-- Task material start --

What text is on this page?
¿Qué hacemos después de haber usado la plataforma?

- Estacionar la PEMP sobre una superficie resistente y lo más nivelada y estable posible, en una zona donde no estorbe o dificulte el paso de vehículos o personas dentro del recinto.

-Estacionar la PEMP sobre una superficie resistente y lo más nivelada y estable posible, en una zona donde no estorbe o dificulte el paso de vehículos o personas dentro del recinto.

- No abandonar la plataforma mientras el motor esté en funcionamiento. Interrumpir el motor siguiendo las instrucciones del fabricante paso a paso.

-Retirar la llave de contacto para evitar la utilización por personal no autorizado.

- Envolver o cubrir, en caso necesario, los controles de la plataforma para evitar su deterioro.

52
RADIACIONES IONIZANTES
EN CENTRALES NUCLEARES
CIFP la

-- Task material end --
-- Task material start --

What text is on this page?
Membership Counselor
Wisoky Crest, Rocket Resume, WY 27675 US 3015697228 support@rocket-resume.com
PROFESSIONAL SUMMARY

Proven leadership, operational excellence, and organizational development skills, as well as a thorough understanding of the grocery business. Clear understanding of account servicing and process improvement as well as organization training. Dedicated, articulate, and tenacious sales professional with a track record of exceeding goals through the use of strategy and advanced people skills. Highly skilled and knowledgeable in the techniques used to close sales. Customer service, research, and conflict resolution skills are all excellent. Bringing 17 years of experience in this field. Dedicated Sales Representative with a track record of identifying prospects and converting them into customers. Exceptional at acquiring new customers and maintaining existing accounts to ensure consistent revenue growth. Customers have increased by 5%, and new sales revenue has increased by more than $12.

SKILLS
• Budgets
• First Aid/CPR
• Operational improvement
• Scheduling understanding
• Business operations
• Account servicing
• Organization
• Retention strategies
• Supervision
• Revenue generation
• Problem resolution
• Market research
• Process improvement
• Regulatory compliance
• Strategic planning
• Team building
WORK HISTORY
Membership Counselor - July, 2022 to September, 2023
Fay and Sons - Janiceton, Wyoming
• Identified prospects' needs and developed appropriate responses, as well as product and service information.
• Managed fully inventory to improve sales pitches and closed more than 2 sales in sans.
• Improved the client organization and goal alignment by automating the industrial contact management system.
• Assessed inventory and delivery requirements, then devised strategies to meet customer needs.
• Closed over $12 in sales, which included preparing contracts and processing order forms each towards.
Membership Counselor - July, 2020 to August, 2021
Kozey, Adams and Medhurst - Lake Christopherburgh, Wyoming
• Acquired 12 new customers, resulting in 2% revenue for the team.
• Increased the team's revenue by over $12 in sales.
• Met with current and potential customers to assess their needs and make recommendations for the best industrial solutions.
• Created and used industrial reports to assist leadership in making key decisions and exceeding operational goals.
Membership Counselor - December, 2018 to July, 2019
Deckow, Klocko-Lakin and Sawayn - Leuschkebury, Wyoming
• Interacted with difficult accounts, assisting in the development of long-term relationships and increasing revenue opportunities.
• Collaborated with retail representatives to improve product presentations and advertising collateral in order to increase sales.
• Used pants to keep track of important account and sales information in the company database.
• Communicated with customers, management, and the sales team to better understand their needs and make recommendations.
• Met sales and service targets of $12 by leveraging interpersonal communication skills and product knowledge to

-- Task material end --
-- Task material start --

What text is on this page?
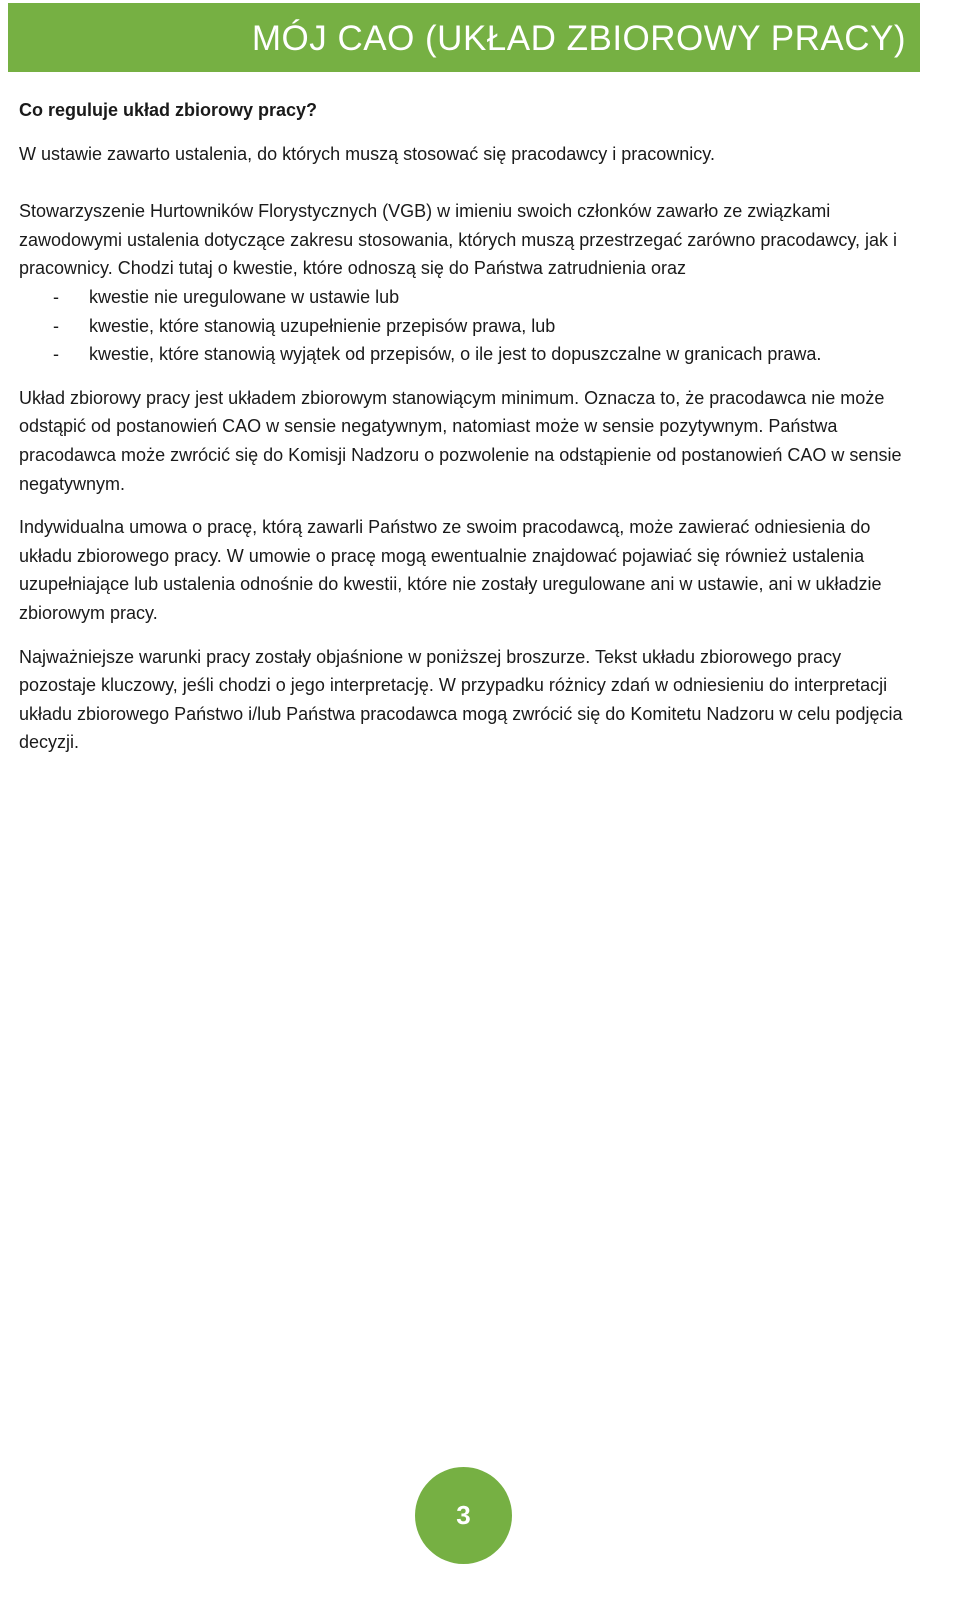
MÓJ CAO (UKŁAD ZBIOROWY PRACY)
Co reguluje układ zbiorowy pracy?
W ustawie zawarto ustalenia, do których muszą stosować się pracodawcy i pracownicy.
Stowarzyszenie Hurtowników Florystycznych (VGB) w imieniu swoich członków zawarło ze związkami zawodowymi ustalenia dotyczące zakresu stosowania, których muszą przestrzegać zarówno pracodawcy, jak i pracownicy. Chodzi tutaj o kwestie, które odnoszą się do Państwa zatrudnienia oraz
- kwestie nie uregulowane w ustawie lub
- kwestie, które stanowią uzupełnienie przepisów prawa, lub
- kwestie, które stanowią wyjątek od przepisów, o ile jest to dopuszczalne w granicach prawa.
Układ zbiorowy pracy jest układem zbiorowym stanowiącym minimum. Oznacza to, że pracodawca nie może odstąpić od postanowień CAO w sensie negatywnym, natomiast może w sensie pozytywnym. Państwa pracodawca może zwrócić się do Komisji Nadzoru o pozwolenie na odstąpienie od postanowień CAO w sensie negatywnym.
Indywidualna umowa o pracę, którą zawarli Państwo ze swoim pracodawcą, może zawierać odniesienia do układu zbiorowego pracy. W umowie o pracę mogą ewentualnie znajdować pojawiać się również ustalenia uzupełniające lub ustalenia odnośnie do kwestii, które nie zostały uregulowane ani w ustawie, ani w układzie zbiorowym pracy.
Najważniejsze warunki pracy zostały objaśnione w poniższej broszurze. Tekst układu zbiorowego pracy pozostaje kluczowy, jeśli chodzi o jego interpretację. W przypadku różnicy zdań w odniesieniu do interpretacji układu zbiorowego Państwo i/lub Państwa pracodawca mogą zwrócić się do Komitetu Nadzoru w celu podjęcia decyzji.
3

-- Task material end --

Copy out each line of the entries that holds "dificulte".

- Estacionar la PEMP sobre una superficie resistente y lo más nivelada y estable posible, en una zona donde no estorbe o dificulte el paso de vehículos o personas dentro del recinto.
-Estacionar la PEMP sobre una superficie resistente y lo más nivelada y estable posible, en una zona donde no estorbe o dificulte el paso de vehículos o personas dentro del recinto.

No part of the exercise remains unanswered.